WRITTEN REQUEST.
In the entries below, identify every line with the string "type" and copy it.

▬▬▬▬▬▬

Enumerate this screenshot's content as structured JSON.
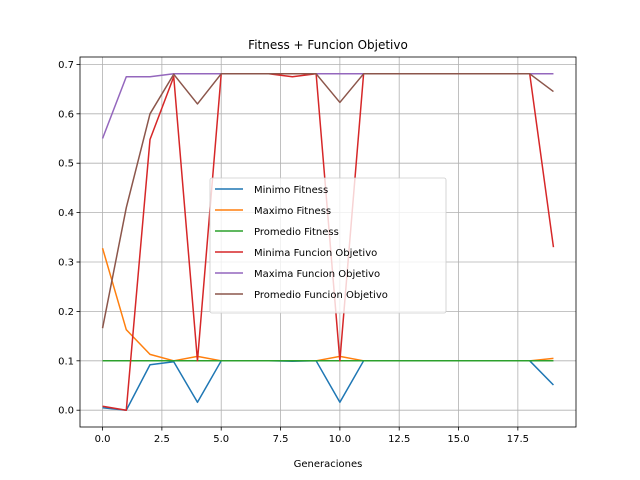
{
  "chart_data": {
    "type": "line",
    "title": "Fitness + Funcion Objetivo",
    "xlabel": "Generaciones",
    "ylabel": "",
    "xlim": [
      -0.95,
      19.95
    ],
    "ylim": [
      -0.034,
      0.715
    ],
    "xticks": [
      "0.0",
      "2.5",
      "5.0",
      "7.5",
      "10.0",
      "12.5",
      "15.0",
      "17.5"
    ],
    "yticks": [
      "0.0",
      "0.1",
      "0.2",
      "0.3",
      "0.4",
      "0.5",
      "0.6",
      "0.7"
    ],
    "grid": true,
    "legend_position": "center",
    "x": [
      0,
      1,
      2,
      3,
      4,
      5,
      6,
      7,
      8,
      9,
      10,
      11,
      12,
      13,
      14,
      15,
      16,
      17,
      18,
      19
    ],
    "series": [
      {
        "name": "Minimo Fitness",
        "color": "#1f77b4",
        "values": [
          0.005,
          0.0,
          0.092,
          0.098,
          0.016,
          0.1,
          0.1,
          0.1,
          0.099,
          0.1,
          0.016,
          0.1,
          0.1,
          0.1,
          0.1,
          0.1,
          0.1,
          0.1,
          0.1,
          0.051
        ]
      },
      {
        "name": "Maximo Fitness",
        "color": "#ff7f0e",
        "values": [
          0.328,
          0.163,
          0.113,
          0.1,
          0.109,
          0.1,
          0.1,
          0.1,
          0.1,
          0.1,
          0.109,
          0.1,
          0.1,
          0.1,
          0.1,
          0.1,
          0.1,
          0.1,
          0.1,
          0.105
        ]
      },
      {
        "name": "Promedio Fitness",
        "color": "#2ca02c",
        "values": [
          0.1,
          0.1,
          0.1,
          0.1,
          0.1,
          0.1,
          0.1,
          0.1,
          0.1,
          0.1,
          0.1,
          0.1,
          0.1,
          0.1,
          0.1,
          0.1,
          0.1,
          0.1,
          0.1,
          0.1
        ]
      },
      {
        "name": "Minima Funcion Objetivo",
        "color": "#d62728",
        "values": [
          0.008,
          0.0,
          0.548,
          0.675,
          0.1,
          0.681,
          0.681,
          0.681,
          0.675,
          0.681,
          0.1,
          0.681,
          0.681,
          0.681,
          0.681,
          0.681,
          0.681,
          0.681,
          0.681,
          0.33
        ]
      },
      {
        "name": "Maxima Funcion Objetivo",
        "color": "#9467bd",
        "values": [
          0.55,
          0.675,
          0.675,
          0.681,
          0.681,
          0.681,
          0.681,
          0.681,
          0.681,
          0.681,
          0.681,
          0.681,
          0.681,
          0.681,
          0.681,
          0.681,
          0.681,
          0.681,
          0.681,
          0.681
        ]
      },
      {
        "name": "Promedio Funcion Objetivo",
        "color": "#8c564b",
        "values": [
          0.166,
          0.41,
          0.6,
          0.68,
          0.62,
          0.681,
          0.681,
          0.681,
          0.681,
          0.681,
          0.623,
          0.681,
          0.681,
          0.681,
          0.681,
          0.681,
          0.681,
          0.681,
          0.681,
          0.645
        ]
      }
    ]
  }
}
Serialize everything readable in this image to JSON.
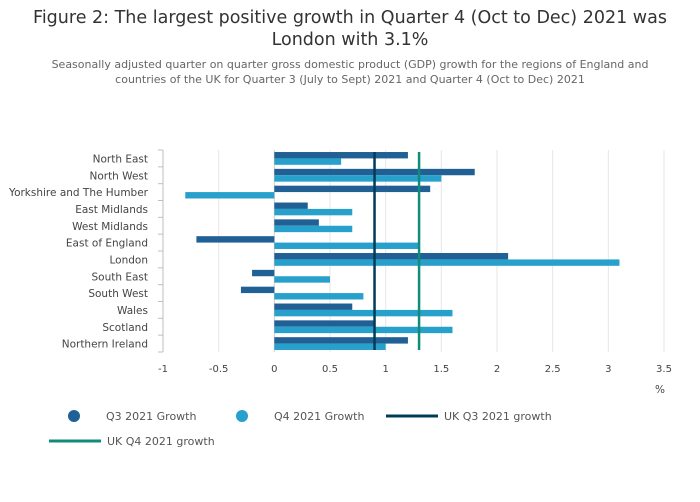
{
  "title": "Figure 2: The largest positive growth in Quarter 4 (Oct to Dec) 2021 was London with 3.1%",
  "subtitle": "Seasonally adjusted quarter on quarter gross domestic product (GDP) growth for the regions of England and countries of the UK for Quarter 3 (July to Sept) 2021 and Quarter 4 (Oct to Dec) 2021",
  "chart_data": {
    "type": "bar",
    "orientation": "horizontal",
    "categories": [
      "North East",
      "North West",
      "Yorkshire and The Humber",
      "East Midlands",
      "West Midlands",
      "East of England",
      "London",
      "South East",
      "South West",
      "Wales",
      "Scotland",
      "Northern Ireland"
    ],
    "series": [
      {
        "name": "Q3 2021 Growth",
        "color": "#206095",
        "values": [
          1.2,
          1.8,
          1.4,
          0.3,
          0.4,
          -0.7,
          2.1,
          -0.2,
          -0.3,
          0.7,
          0.9,
          1.2
        ]
      },
      {
        "name": "Q4 2021 Growth",
        "color": "#27a0cc",
        "values": [
          0.6,
          1.5,
          -0.8,
          0.7,
          0.7,
          1.3,
          3.1,
          0.5,
          0.8,
          1.6,
          1.6,
          1.0
        ]
      }
    ],
    "reference_lines": [
      {
        "name": "UK Q3 2021 growth",
        "color": "#003c57",
        "value": 0.9
      },
      {
        "name": "UK Q4 2021 growth",
        "color": "#118c7b",
        "value": 1.3
      }
    ],
    "xlim": [
      -1,
      3.5
    ],
    "xticks": [
      -1,
      -0.5,
      0,
      0.5,
      1,
      1.5,
      2,
      2.5,
      3,
      3.5
    ],
    "xtick_labels": [
      "-1",
      "-0.5",
      "0",
      "0.5",
      "1",
      "1.5",
      "2",
      "2.5",
      "3",
      "3.5"
    ],
    "xlabel": "%",
    "ylabel": "",
    "grid": true,
    "legend_position": "bottom"
  }
}
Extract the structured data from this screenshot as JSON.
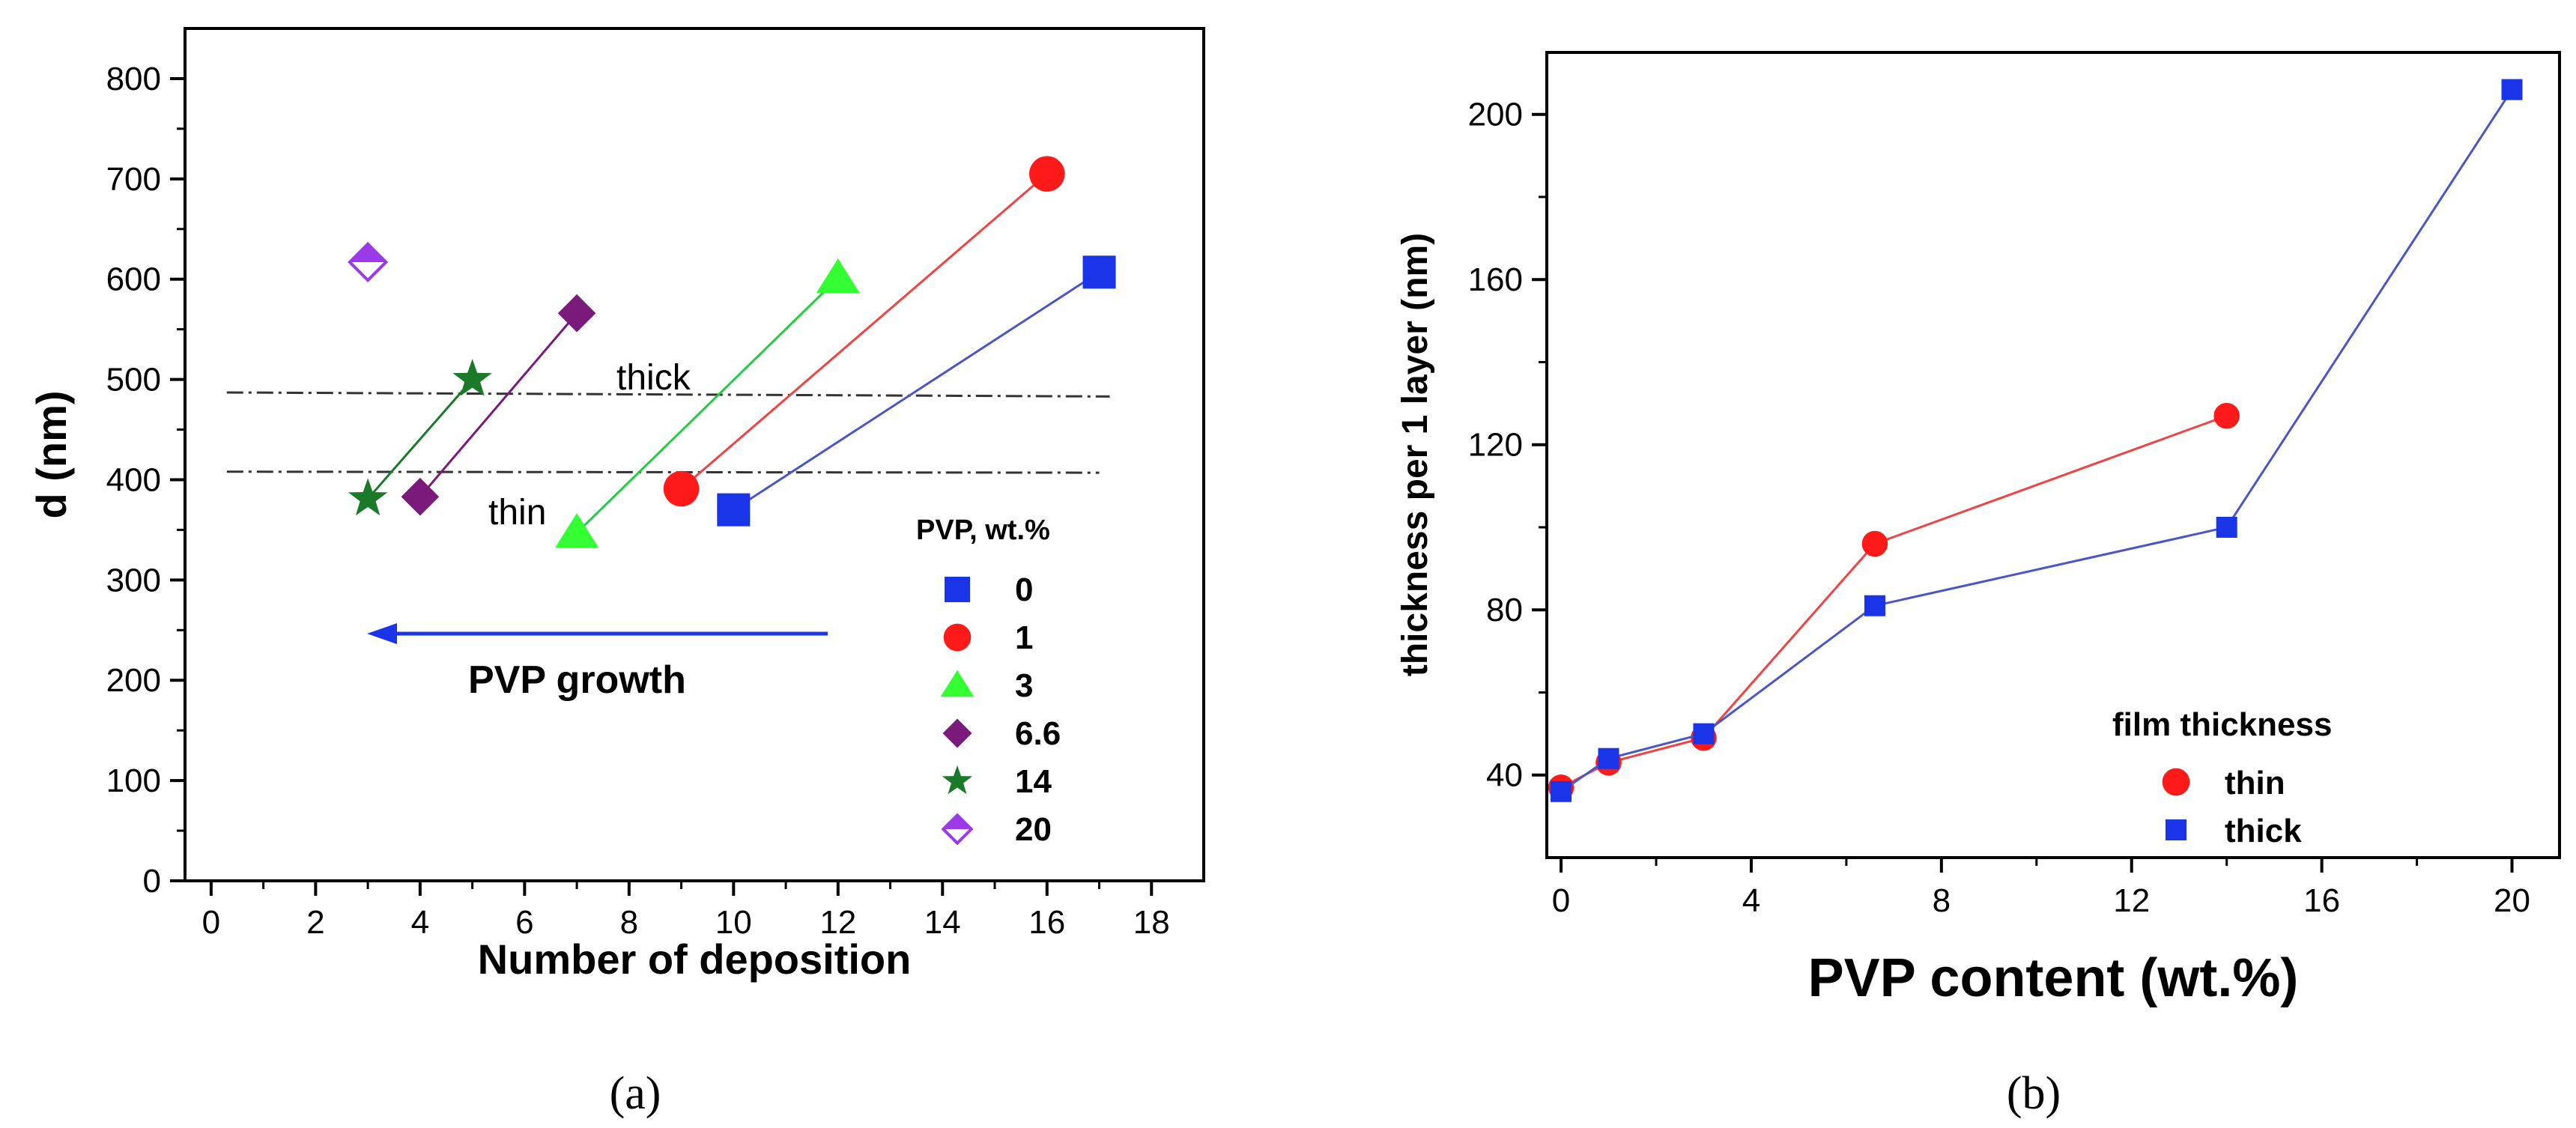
{
  "colors": {
    "blue": "#1a35e8",
    "red": "#ff1a1a",
    "green": "#33ff33",
    "purple": "#7a1a7a",
    "darkgreen": "#1a7a2a",
    "violet": "#9a3ae8",
    "blue_line": "#4a56c8",
    "red_line": "#ee4444",
    "green_line": "#22cc44"
  },
  "panel_a": {
    "caption": "(a)",
    "annotations": {
      "thick": "thick",
      "thin": "thin",
      "arrow": "PVP growth"
    },
    "reference_lines": [
      485,
      408
    ]
  },
  "panel_b": {
    "caption": "(b)"
  },
  "chart_data": [
    {
      "type": "scatter",
      "xlabel": "Number of deposition",
      "ylabel": "d (nm)",
      "xlim": [
        -0.5,
        19
      ],
      "ylim": [
        0,
        850
      ],
      "xticks": [
        "0",
        "2",
        "4",
        "6",
        "8",
        "10",
        "12",
        "14",
        "16",
        "18"
      ],
      "yticks": [
        "0",
        "100",
        "200",
        "300",
        "400",
        "500",
        "600",
        "700",
        "800"
      ],
      "legend_title": "PVP, wt.%",
      "legend_position": "bottom-right",
      "series": [
        {
          "name": "0",
          "marker": "square",
          "x": [
            10,
            17
          ],
          "y": [
            370,
            607
          ]
        },
        {
          "name": "1",
          "marker": "circle",
          "x": [
            9,
            16
          ],
          "y": [
            391,
            705
          ]
        },
        {
          "name": "3",
          "marker": "triangle",
          "x": [
            7,
            12
          ],
          "y": [
            347,
            601
          ]
        },
        {
          "name": "6.6",
          "marker": "diamond",
          "x": [
            4,
            7
          ],
          "y": [
            383,
            566
          ]
        },
        {
          "name": "14",
          "marker": "star",
          "x": [
            3,
            5
          ],
          "y": [
            381,
            500
          ]
        },
        {
          "name": "20",
          "marker": "half-diamond",
          "x": [
            3
          ],
          "y": [
            617
          ]
        }
      ]
    },
    {
      "type": "line",
      "xlabel": "PVP content (wt.%)",
      "ylabel": "thickness per 1 layer (nm)",
      "xlim": [
        -0.3,
        21
      ],
      "ylim": [
        20,
        215
      ],
      "xticks": [
        "0",
        "4",
        "8",
        "12",
        "16",
        "20"
      ],
      "yticks": [
        "40",
        "80",
        "120",
        "160",
        "200"
      ],
      "legend_title": "film thickness",
      "legend_position": "bottom-right",
      "series": [
        {
          "name": "thin",
          "marker": "circle",
          "x": [
            0,
            1,
            3,
            6.6,
            14
          ],
          "y": [
            37,
            43,
            49,
            96,
            127
          ]
        },
        {
          "name": "thick",
          "marker": "square",
          "x": [
            0,
            1,
            3,
            6.6,
            14,
            20
          ],
          "y": [
            36,
            44,
            50,
            81,
            100,
            206
          ]
        }
      ]
    }
  ]
}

▬▬▬▬▬▬

REPLY TO THE EXERCISE.
    "type": "line",
    "type": "bar",
      "type": "scatter",
      "type": "line",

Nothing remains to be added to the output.